Reproduce the data that follows in its entirety, character for character.

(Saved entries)
++++++++

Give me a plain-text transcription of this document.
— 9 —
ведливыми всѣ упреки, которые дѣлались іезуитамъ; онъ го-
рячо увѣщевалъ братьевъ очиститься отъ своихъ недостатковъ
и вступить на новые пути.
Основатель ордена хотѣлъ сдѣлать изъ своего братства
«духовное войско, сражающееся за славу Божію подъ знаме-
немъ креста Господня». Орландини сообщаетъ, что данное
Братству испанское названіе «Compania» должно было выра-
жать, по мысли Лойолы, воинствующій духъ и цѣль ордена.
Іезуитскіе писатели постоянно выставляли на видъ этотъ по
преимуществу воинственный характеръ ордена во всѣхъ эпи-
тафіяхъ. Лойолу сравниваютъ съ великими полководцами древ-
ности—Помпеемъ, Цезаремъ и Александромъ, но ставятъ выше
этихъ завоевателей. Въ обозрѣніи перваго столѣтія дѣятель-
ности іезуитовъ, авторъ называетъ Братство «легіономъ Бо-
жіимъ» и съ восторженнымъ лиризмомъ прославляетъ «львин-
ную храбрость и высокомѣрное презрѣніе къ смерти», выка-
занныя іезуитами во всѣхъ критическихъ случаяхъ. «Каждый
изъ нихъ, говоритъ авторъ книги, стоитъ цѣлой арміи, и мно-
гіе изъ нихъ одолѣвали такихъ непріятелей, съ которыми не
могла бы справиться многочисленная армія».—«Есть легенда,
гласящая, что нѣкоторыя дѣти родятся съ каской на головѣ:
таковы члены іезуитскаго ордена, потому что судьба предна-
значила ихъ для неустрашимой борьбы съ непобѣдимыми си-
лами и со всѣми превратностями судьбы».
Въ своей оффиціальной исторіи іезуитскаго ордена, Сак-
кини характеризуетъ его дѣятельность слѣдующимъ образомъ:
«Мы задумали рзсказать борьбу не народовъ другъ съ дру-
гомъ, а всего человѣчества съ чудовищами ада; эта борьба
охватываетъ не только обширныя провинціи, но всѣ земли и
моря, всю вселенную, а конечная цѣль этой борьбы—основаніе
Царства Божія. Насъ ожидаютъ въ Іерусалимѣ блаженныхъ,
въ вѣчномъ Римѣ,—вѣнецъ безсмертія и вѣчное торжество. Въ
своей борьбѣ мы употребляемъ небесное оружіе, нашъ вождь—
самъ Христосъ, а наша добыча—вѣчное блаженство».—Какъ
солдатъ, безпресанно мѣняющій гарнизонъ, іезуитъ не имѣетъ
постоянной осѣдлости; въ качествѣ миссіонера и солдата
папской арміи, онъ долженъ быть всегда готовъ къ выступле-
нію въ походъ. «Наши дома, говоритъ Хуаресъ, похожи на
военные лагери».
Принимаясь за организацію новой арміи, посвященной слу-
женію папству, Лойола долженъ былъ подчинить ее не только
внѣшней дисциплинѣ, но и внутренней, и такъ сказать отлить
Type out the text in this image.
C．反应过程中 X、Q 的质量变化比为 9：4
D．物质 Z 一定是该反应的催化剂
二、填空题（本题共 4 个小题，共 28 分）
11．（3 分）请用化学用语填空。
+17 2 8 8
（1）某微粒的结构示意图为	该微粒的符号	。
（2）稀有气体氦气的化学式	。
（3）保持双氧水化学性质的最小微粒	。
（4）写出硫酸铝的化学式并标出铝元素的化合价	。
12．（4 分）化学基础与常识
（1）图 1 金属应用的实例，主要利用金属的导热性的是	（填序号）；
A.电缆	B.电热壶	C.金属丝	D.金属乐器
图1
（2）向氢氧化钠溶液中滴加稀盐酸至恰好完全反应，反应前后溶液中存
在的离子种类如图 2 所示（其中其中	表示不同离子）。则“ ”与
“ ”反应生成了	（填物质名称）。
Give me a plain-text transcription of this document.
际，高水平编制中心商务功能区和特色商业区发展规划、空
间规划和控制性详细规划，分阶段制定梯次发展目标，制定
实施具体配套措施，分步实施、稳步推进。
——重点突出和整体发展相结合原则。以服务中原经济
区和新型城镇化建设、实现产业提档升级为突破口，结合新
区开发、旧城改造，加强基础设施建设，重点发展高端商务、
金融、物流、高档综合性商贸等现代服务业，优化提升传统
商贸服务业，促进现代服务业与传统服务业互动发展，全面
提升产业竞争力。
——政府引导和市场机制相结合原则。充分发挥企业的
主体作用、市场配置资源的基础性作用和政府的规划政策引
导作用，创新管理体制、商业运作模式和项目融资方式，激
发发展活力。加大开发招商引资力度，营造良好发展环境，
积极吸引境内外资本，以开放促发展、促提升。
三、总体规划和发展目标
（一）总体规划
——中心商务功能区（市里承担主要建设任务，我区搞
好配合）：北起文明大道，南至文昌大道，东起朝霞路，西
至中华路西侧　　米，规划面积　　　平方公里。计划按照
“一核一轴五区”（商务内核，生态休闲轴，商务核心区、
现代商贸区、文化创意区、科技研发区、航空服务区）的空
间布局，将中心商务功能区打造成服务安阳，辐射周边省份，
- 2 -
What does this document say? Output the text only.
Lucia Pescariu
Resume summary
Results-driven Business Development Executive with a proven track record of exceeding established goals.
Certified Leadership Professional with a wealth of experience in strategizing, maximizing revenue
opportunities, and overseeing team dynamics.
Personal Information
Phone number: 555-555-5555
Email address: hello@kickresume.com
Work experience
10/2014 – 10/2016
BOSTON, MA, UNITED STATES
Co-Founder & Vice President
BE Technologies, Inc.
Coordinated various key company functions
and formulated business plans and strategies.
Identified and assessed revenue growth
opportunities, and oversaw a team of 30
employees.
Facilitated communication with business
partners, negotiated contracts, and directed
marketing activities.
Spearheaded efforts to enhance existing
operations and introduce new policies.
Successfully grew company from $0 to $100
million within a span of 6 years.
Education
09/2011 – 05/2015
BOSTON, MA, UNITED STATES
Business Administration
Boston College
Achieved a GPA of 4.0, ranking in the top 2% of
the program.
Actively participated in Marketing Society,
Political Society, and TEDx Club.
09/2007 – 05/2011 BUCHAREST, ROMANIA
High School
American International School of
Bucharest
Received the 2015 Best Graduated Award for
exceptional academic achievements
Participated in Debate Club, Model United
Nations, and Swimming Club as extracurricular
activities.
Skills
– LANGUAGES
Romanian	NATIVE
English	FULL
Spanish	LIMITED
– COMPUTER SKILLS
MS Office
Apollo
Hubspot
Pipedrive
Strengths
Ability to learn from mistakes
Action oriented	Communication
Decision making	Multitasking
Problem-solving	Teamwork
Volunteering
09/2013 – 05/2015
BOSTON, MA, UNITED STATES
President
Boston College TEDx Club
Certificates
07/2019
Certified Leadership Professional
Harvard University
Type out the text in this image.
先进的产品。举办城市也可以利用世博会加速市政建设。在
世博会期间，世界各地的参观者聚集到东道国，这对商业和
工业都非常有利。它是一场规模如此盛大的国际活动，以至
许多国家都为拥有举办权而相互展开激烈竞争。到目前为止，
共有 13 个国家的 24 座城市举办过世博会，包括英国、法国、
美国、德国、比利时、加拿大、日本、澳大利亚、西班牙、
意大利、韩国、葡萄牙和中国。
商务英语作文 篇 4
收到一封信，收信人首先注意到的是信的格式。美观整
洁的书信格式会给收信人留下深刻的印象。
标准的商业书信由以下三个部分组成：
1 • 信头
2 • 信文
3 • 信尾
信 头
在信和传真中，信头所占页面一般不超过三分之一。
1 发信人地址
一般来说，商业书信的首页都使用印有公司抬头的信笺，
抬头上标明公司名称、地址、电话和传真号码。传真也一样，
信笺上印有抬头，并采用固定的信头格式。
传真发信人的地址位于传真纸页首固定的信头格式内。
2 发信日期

++++++++

(RESPONSE)
Give me a plain-text transcription of this document.
— 9 —
ведливыми всѣ упреки, которые дѣлались іезуитамъ; онъ го-
рячо увѣщевалъ братьевъ очиститься отъ своихъ недостатковъ
и вступить на новые пути.
Основатель ордена хотѣлъ сдѣлать изъ своего братства
«духовное войско, сражающееся за славу Божію подъ знаме-
немъ креста Господня». Орландини сообщаетъ, что данное
Братству испанское названіе «Compania» должно было выра-
жать, по мысли Лойолы, воинствующій духъ и цѣль ордена.
Іезуитскіе писатели постоянно выставляли на видъ этотъ по
преимуществу воинственный характеръ ордена во всѣхъ эпи-
тафіяхъ. Лойолу сравниваютъ съ великими полководцами древ-
ности—Помпеемъ, Цезаремъ и Александромъ, но ставятъ выше
этихъ завоевателей. Въ обозрѣніи перваго столѣтія дѣятель-
ности іезуитовъ, авторъ называетъ Братство «легіономъ Бо-
жіимъ» и съ восторженнымъ лиризмомъ прославляетъ «львин-
ную храбрость и высокомѣрное презрѣніе къ смерти», выка-
занныя іезуитами во всѣхъ критическихъ случаяхъ. «Каждый
изъ нихъ, говоритъ авторъ книги, стоитъ цѣлой арміи, и мно-
гіе изъ нихъ одолѣвали такихъ непріятелей, съ которыми не
могла бы справиться многочисленная армія».—«Есть легенда,
гласящая, что нѣкоторыя дѣти родятся съ каской на головѣ:
таковы члены іезуитскаго ордена, потому что судьба предна-
значила ихъ для неустрашимой борьбы съ непобѣдимыми си-
лами и со всѣми превратностями судьбы».
Въ своей оффиціальной исторіи іезуитскаго ордена, Сак-
кини характеризуетъ его дѣятельность слѣдующимъ образомъ:
«Мы задумали рзсказать борьбу не народовъ другъ съ дру-
гомъ, а всего человѣчества съ чудовищами ада; эта борьба
охватываетъ не только обширныя провинціи, но всѣ земли и
моря, всю вселенную, а конечная цѣль этой борьбы—основаніе
Царства Божія. Насъ ожидаютъ въ Іерусалимѣ блаженныхъ,
въ вѣчномъ Римѣ,—вѣнецъ безсмертія и вѣчное торжество. Въ
своей борьбѣ мы употребляемъ небесное оружіе, нашъ вождь—
самъ Христосъ, а наша добыча—вѣчное блаженство».—Какъ
солдатъ, безпресанно мѣняющій гарнизонъ, іезуитъ не имѣетъ
постоянной осѣдлости; въ качествѣ миссіонера и солдата
папской арміи, онъ долженъ быть всегда готовъ къ выступле-
нію въ походъ. «Наши дома, говоритъ Хуаресъ, похожи на
военные лагери».
Принимаясь за организацію новой арміи, посвященной слу-
женію папству, Лойола долженъ былъ подчинить ее не только
внѣшней дисциплинѣ, но и внутренней, и такъ сказать отлить
Type out the text in this image.
C．反应过程中 X、Q 的质量变化比为 9：4
D．物质 Z 一定是该反应的催化剂
二、填空题（本题共 4 个小题，共 28 分）
11．（3 分）请用化学用语填空。
+17 2 8 8
（1）某微粒的结构示意图为	该微粒的符号	。
（2）稀有气体氦气的化学式	。
（3）保持双氧水化学性质的最小微粒	。
（4）写出硫酸铝的化学式并标出铝元素的化合价	。
12．（4 分）化学基础与常识
（1）图 1 金属应用的实例，主要利用金属的导热性的是	（填序号）；
A.电缆	B.电热壶	C.金属丝	D.金属乐器
图1
（2）向氢氧化钠溶液中滴加稀盐酸至恰好完全反应，反应前后溶液中存
在的离子种类如图 2 所示（其中其中	表示不同离子）。则“ ”与
“ ”反应生成了	（填物质名称）。
Give me a plain-text transcription of this document.
际，高水平编制中心商务功能区和特色商业区发展规划、空
间规划和控制性详细规划，分阶段制定梯次发展目标，制定
实施具体配套措施，分步实施、稳步推进。
——重点突出和整体发展相结合原则。以服务中原经济
区和新型城镇化建设、实现产业提档升级为突破口，结合新
区开发、旧城改造，加强基础设施建设，重点发展高端商务、
金融、物流、高档综合性商贸等现代服务业，优化提升传统
商贸服务业，促进现代服务业与传统服务业互动发展，全面
提升产业竞争力。
——政府引导和市场机制相结合原则。充分发挥企业的
主体作用、市场配置资源的基础性作用和政府的规划政策引
导作用，创新管理体制、商业运作模式和项目融资方式，激
发发展活力。加大开发招商引资力度，营造良好发展环境，
积极吸引境内外资本，以开放促发展、促提升。
三、总体规划和发展目标
（一）总体规划
——中心商务功能区（市里承担主要建设任务，我区搞
好配合）：北起文明大道，南至文昌大道，东起朝霞路，西
至中华路西侧　　米，规划面积　　　平方公里。计划按照
“一核一轴五区”（商务内核，生态休闲轴，商务核心区、
现代商贸区、文化创意区、科技研发区、航空服务区）的空
间布局，将中心商务功能区打造成服务安阳，辐射周边省份，
- 2 -
What does this document say? Output the text only.
Lucia Pescariu
Resume summary
Results-driven Business Development Executive with a proven track record of exceeding established goals.
Certified Leadership Professional with a wealth of experience in strategizing, maximizing revenue
opportunities, and overseeing team dynamics.
Personal Information
Phone number: 555-555-5555
Email address: hello@kickresume.com
Work experience
10/2014 – 10/2016
BOSTON, MA, UNITED STATES
Co-Founder & Vice President
BE Technologies, Inc.
Coordinated various key company functions
and formulated business plans and strategies.
Identified and assessed revenue growth
opportunities, and oversaw a team of 30
employees.
Facilitated communication with business
partners, negotiated contracts, and directed
marketing activities.
Spearheaded efforts to enhance existing
operations and introduce new policies.
Successfully grew company from $0 to $100
million within a span of 6 years.
Education
09/2011 – 05/2015
BOSTON, MA, UNITED STATES
Business Administration
Boston College
Achieved a GPA of 4.0, ranking in the top 2% of
the program.
Actively participated in Marketing Society,
Political Society, and TEDx Club.
09/2007 – 05/2011 BUCHAREST, ROMANIA
High School
American International School of
Bucharest
Received the 2015 Best Graduated Award for
exceptional academic achievements
Participated in Debate Club, Model United
Nations, and Swimming Club as extracurricular
activities.
Skills
– LANGUAGES
Romanian	NATIVE
English	FULL
Spanish	LIMITED
– COMPUTER SKILLS
MS Office
Apollo
Hubspot
Pipedrive
Strengths
Ability to learn from mistakes
Action oriented	Communication
Decision making	Multitasking
Problem-solving	Teamwork
Volunteering
09/2013 – 05/2015
BOSTON, MA, UNITED STATES
President
Boston College TEDx Club
Certificates
07/2019
Certified Leadership Professional
Harvard University
Type out the text in this image.
先进的产品。举办城市也可以利用世博会加速市政建设。在
世博会期间，世界各地的参观者聚集到东道国，这对商业和
工业都非常有利。它是一场规模如此盛大的国际活动，以至
许多国家都为拥有举办权而相互展开激烈竞争。到目前为止，
共有 13 个国家的 24 座城市举办过世博会，包括英国、法国、
美国、德国、比利时、加拿大、日本、澳大利亚、西班牙、
意大利、韩国、葡萄牙和中国。
商务英语作文 篇 4
收到一封信，收信人首先注意到的是信的格式。美观整
洁的书信格式会给收信人留下深刻的印象。
标准的商业书信由以下三个部分组成：
1 • 信头
2 • 信文
3 • 信尾
信 头
在信和传真中，信头所占页面一般不超过三分之一。
1 发信人地址
一般来说，商业书信的首页都使用印有公司抬头的信笺，
抬头上标明公司名称、地址、电话和传真号码。传真也一样，
信笺上印有抬头，并采用固定的信头格式。
传真发信人的地址位于传真纸页首固定的信头格式内。
2 发信日期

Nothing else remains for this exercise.